Required work.
Return each line of the records holding the string "Raleigh".

— start Material to process —

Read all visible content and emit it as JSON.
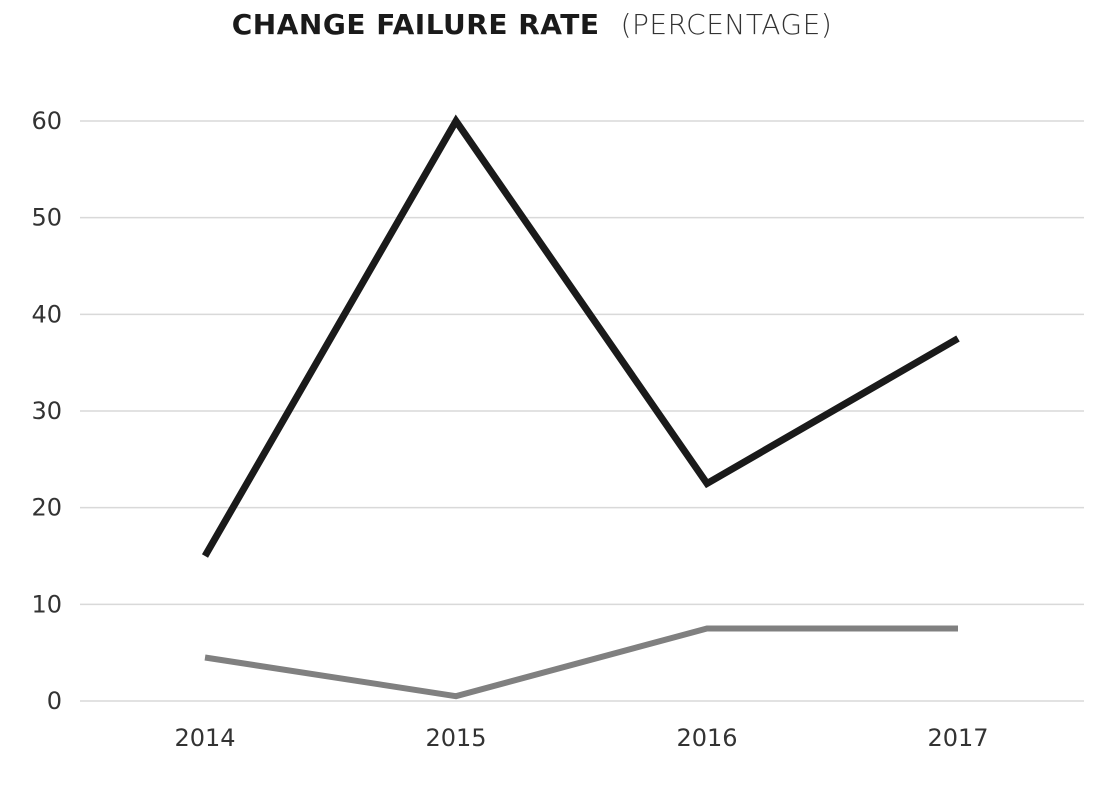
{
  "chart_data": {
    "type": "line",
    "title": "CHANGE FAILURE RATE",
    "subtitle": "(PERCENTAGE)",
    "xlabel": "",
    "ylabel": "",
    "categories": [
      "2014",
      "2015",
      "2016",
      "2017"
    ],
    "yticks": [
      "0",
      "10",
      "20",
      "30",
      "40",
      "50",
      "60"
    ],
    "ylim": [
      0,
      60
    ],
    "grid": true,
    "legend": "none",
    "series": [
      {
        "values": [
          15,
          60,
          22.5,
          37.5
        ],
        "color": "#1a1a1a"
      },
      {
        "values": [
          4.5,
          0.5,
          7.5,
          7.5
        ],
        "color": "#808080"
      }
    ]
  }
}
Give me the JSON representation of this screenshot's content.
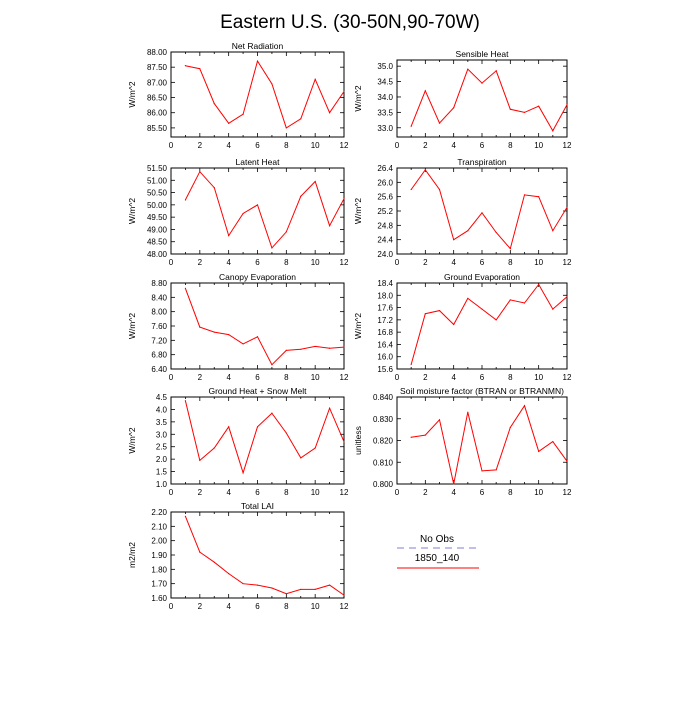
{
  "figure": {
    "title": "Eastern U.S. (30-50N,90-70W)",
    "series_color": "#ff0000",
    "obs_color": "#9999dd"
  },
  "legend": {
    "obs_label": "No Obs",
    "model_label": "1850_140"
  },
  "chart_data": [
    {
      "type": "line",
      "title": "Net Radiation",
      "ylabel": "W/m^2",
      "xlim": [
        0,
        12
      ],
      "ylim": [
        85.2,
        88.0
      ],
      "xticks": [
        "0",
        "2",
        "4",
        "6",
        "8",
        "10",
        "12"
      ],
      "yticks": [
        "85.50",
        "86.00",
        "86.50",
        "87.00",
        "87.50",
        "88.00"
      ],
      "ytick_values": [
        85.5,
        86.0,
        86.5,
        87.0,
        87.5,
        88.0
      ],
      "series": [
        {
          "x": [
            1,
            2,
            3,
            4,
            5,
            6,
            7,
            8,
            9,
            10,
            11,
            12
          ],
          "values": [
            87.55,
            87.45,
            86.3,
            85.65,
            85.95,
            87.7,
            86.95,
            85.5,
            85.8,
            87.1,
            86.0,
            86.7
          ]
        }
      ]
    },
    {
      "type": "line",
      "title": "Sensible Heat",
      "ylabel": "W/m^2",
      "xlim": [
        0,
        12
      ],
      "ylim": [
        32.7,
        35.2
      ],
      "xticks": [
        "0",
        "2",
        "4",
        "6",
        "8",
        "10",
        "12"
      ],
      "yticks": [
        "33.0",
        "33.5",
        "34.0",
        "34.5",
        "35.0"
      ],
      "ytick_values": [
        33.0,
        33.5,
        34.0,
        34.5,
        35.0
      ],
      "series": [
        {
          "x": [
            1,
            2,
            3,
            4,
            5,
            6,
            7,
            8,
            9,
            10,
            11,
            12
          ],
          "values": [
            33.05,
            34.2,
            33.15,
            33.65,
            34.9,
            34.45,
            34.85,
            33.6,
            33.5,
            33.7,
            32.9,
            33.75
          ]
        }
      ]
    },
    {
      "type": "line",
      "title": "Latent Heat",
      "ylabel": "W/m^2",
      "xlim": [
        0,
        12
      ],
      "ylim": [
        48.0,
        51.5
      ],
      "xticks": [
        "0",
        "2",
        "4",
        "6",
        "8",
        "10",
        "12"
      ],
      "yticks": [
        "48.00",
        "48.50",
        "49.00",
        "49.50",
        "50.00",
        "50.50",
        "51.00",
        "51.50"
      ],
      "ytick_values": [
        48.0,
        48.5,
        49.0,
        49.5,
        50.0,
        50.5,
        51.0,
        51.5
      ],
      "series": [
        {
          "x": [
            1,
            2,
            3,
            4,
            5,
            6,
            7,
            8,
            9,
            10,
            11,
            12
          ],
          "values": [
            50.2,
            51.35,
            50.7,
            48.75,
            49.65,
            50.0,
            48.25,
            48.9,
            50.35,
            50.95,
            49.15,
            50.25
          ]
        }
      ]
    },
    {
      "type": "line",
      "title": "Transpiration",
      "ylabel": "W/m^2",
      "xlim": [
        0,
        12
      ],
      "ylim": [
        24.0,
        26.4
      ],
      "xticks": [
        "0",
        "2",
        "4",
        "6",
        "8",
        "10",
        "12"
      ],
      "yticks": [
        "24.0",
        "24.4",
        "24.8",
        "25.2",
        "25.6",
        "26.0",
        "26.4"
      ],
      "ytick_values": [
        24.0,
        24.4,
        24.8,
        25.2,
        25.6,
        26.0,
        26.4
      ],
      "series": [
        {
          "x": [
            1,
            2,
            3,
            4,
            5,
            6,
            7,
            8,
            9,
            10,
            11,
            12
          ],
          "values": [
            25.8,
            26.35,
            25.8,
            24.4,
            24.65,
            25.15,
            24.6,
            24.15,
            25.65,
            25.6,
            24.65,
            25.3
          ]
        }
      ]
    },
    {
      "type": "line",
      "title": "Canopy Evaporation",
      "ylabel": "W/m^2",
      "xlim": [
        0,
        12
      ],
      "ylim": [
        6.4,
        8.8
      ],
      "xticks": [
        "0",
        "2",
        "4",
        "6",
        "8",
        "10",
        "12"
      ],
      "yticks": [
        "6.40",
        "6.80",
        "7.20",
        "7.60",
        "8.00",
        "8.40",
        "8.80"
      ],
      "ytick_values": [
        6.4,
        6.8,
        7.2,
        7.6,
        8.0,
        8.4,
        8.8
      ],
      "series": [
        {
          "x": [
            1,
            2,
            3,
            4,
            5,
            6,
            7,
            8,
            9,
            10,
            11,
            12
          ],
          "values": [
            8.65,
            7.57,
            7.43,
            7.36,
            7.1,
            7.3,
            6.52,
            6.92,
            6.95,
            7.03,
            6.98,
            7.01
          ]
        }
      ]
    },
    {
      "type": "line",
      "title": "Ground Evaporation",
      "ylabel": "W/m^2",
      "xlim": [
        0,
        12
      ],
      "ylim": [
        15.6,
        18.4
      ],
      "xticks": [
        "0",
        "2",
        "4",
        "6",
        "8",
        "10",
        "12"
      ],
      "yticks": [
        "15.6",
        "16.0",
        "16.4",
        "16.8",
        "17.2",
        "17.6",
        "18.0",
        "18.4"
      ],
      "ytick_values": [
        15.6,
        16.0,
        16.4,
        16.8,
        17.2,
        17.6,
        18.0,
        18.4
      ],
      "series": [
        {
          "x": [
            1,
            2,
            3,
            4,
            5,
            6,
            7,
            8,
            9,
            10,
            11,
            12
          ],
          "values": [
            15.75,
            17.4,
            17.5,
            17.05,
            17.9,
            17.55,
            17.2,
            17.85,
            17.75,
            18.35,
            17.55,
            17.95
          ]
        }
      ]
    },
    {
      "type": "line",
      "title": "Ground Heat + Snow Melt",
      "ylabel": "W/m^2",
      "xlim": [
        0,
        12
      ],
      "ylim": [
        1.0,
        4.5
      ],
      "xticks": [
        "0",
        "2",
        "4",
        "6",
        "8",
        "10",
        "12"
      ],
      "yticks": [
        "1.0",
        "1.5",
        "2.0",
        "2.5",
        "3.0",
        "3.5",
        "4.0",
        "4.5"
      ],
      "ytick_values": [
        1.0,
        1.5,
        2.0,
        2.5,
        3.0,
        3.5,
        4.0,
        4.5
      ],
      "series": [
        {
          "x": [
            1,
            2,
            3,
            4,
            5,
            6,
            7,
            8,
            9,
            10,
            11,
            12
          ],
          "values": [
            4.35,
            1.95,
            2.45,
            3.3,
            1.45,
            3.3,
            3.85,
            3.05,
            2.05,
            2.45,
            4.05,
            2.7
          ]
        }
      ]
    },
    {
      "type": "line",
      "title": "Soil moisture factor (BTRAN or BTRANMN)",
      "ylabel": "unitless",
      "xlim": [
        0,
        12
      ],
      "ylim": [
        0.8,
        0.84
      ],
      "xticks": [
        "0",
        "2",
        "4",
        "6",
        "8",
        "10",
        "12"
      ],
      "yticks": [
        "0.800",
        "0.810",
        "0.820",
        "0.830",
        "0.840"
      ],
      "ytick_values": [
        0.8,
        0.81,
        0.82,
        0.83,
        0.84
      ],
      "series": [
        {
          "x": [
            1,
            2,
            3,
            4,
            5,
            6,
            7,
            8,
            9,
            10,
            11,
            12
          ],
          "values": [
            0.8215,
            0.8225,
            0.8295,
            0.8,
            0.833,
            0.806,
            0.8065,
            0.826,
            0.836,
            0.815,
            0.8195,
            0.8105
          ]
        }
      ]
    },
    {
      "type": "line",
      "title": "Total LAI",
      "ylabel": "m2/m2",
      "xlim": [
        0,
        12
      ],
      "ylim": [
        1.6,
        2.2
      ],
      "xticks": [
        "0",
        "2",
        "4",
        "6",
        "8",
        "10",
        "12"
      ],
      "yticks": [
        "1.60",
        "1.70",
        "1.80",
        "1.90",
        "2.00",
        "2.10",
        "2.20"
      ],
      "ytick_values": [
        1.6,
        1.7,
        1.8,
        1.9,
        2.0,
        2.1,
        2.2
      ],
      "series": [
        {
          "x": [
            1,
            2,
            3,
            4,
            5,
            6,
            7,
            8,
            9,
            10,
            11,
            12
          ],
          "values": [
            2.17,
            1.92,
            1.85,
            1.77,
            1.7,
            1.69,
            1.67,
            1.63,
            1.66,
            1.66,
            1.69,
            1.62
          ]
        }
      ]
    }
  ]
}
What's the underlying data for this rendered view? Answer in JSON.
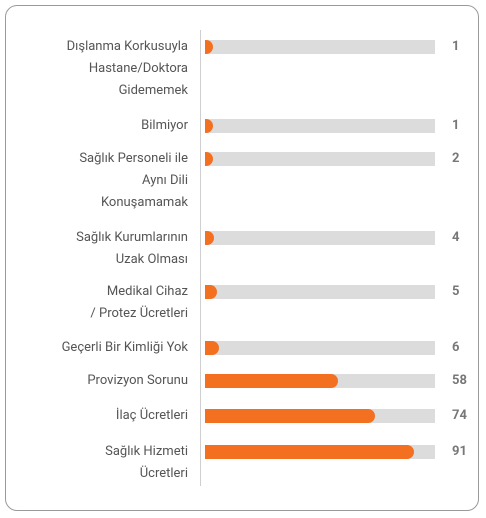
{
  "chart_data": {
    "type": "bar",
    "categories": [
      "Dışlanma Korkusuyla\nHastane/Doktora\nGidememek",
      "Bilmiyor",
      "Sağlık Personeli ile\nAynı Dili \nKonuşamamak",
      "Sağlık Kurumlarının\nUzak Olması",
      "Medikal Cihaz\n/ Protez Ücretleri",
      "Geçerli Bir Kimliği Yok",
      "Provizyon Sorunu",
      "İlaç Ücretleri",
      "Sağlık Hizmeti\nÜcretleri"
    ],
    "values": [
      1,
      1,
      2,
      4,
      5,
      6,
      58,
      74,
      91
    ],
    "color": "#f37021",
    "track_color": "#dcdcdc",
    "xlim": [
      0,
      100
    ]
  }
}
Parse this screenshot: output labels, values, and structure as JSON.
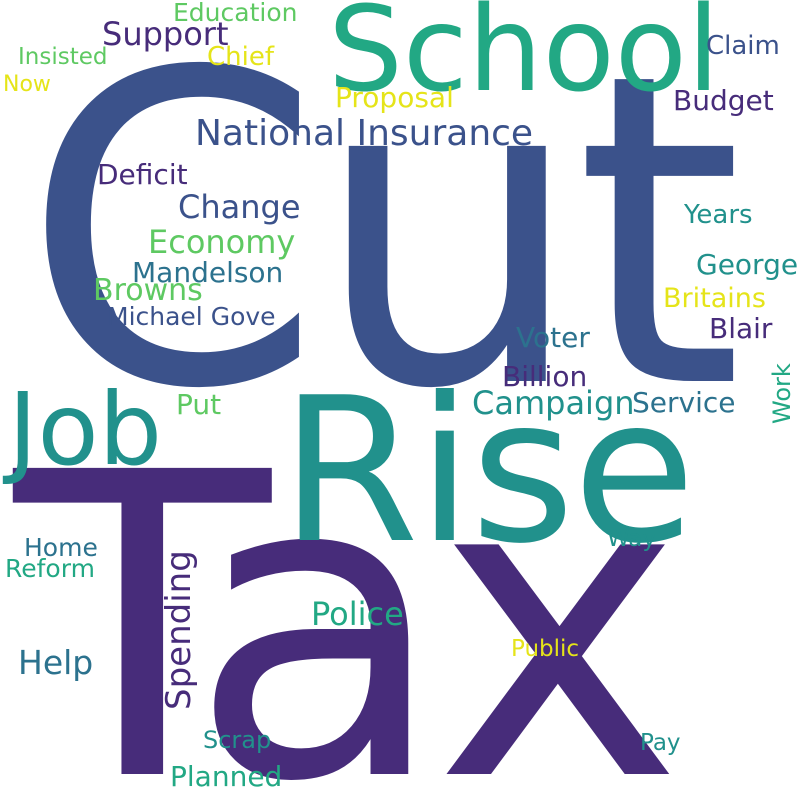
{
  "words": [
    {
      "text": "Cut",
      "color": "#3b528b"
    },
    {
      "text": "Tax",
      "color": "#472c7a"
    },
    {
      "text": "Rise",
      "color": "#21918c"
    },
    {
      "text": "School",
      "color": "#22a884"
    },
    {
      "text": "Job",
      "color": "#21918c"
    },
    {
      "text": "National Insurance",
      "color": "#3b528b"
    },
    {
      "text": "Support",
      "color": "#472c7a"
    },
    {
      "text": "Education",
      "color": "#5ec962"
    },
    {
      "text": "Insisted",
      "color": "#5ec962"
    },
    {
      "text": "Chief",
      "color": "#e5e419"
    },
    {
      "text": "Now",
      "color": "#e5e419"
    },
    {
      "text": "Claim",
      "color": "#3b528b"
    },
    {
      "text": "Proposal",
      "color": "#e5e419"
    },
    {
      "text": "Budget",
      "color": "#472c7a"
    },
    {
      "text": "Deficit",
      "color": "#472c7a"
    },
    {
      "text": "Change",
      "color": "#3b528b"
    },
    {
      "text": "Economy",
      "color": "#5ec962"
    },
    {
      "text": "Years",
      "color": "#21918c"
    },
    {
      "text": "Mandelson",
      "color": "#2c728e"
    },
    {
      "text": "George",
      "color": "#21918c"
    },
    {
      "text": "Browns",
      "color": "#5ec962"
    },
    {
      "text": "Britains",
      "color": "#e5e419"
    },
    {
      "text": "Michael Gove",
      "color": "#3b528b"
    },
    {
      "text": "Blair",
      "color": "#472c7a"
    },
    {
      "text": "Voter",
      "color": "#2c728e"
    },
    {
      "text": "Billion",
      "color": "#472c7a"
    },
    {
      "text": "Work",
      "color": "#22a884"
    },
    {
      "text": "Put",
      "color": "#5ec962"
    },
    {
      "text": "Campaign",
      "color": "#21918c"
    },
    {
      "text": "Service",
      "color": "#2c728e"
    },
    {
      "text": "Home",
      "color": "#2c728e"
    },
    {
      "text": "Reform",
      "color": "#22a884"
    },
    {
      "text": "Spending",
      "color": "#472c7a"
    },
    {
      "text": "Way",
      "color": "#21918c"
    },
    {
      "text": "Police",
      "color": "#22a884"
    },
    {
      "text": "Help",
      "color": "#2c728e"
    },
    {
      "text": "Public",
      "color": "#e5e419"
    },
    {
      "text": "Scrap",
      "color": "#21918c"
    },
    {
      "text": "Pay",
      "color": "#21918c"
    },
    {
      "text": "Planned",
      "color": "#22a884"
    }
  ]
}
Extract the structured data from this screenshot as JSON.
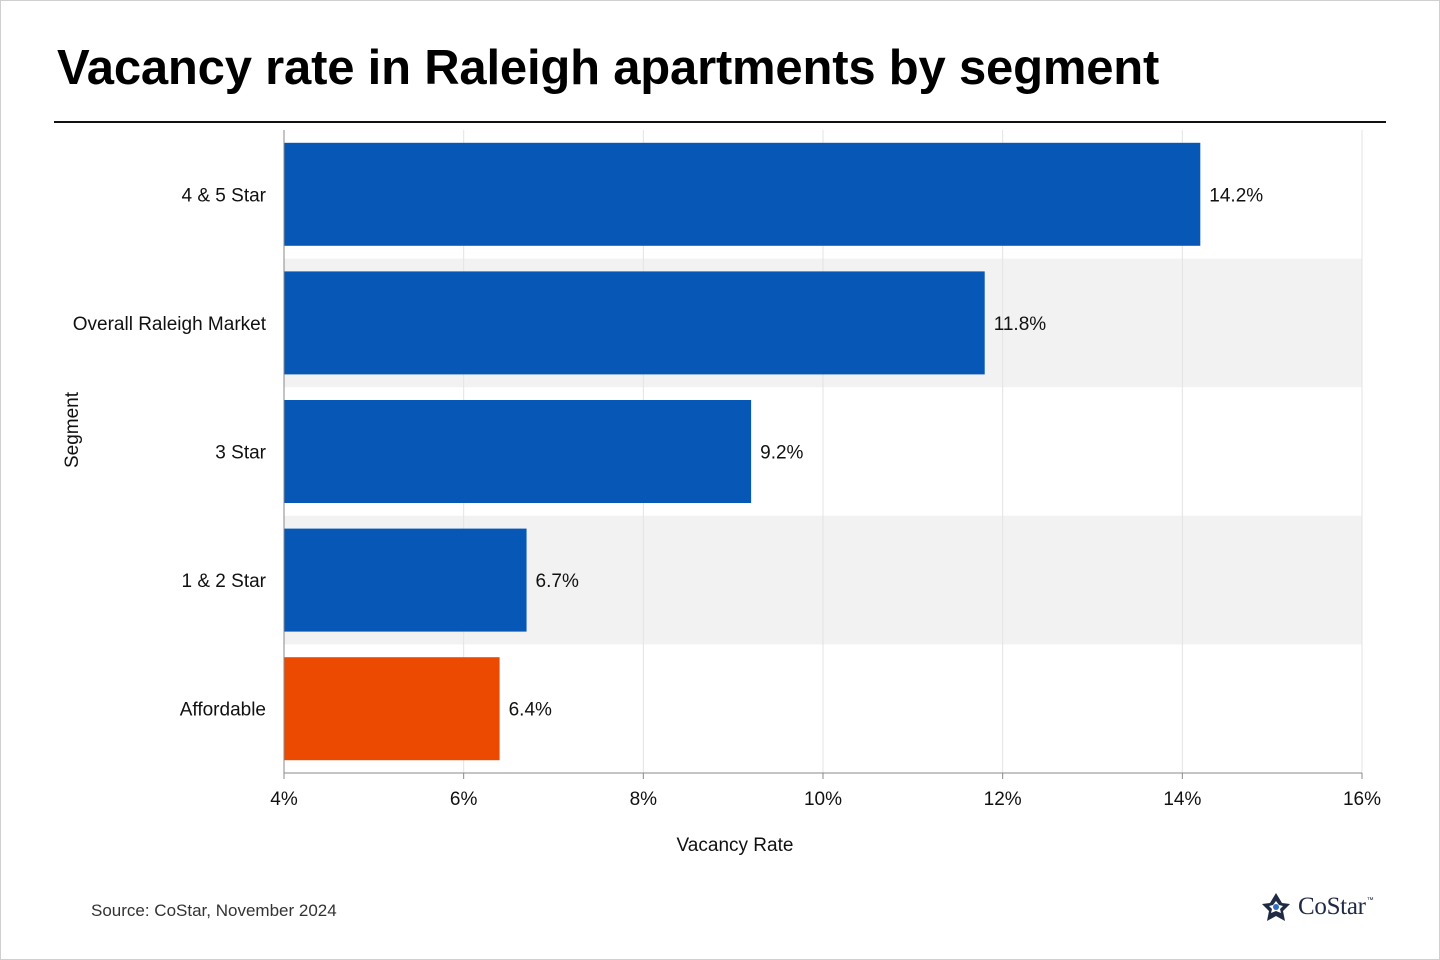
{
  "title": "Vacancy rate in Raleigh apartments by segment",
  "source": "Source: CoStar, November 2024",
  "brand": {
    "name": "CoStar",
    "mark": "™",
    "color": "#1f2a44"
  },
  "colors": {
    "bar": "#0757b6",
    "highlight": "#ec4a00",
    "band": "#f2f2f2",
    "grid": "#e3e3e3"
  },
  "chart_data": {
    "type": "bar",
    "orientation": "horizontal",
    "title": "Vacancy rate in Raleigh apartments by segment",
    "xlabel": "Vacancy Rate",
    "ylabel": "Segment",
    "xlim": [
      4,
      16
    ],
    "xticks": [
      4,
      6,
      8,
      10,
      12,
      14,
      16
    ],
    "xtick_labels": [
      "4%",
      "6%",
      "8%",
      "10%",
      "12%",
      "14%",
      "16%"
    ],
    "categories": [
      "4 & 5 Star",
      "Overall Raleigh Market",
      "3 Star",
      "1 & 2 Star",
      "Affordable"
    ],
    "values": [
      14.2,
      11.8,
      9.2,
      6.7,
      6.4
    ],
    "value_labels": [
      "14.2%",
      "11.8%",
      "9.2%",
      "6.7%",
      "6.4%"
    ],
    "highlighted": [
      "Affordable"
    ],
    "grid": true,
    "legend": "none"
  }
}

— end Material to process —

Response.
  "title": "Vacancy rate in Raleigh apartments by segment",
    "title": "Vacancy rate in Raleigh apartments by segment",
      "Overall Raleigh Market",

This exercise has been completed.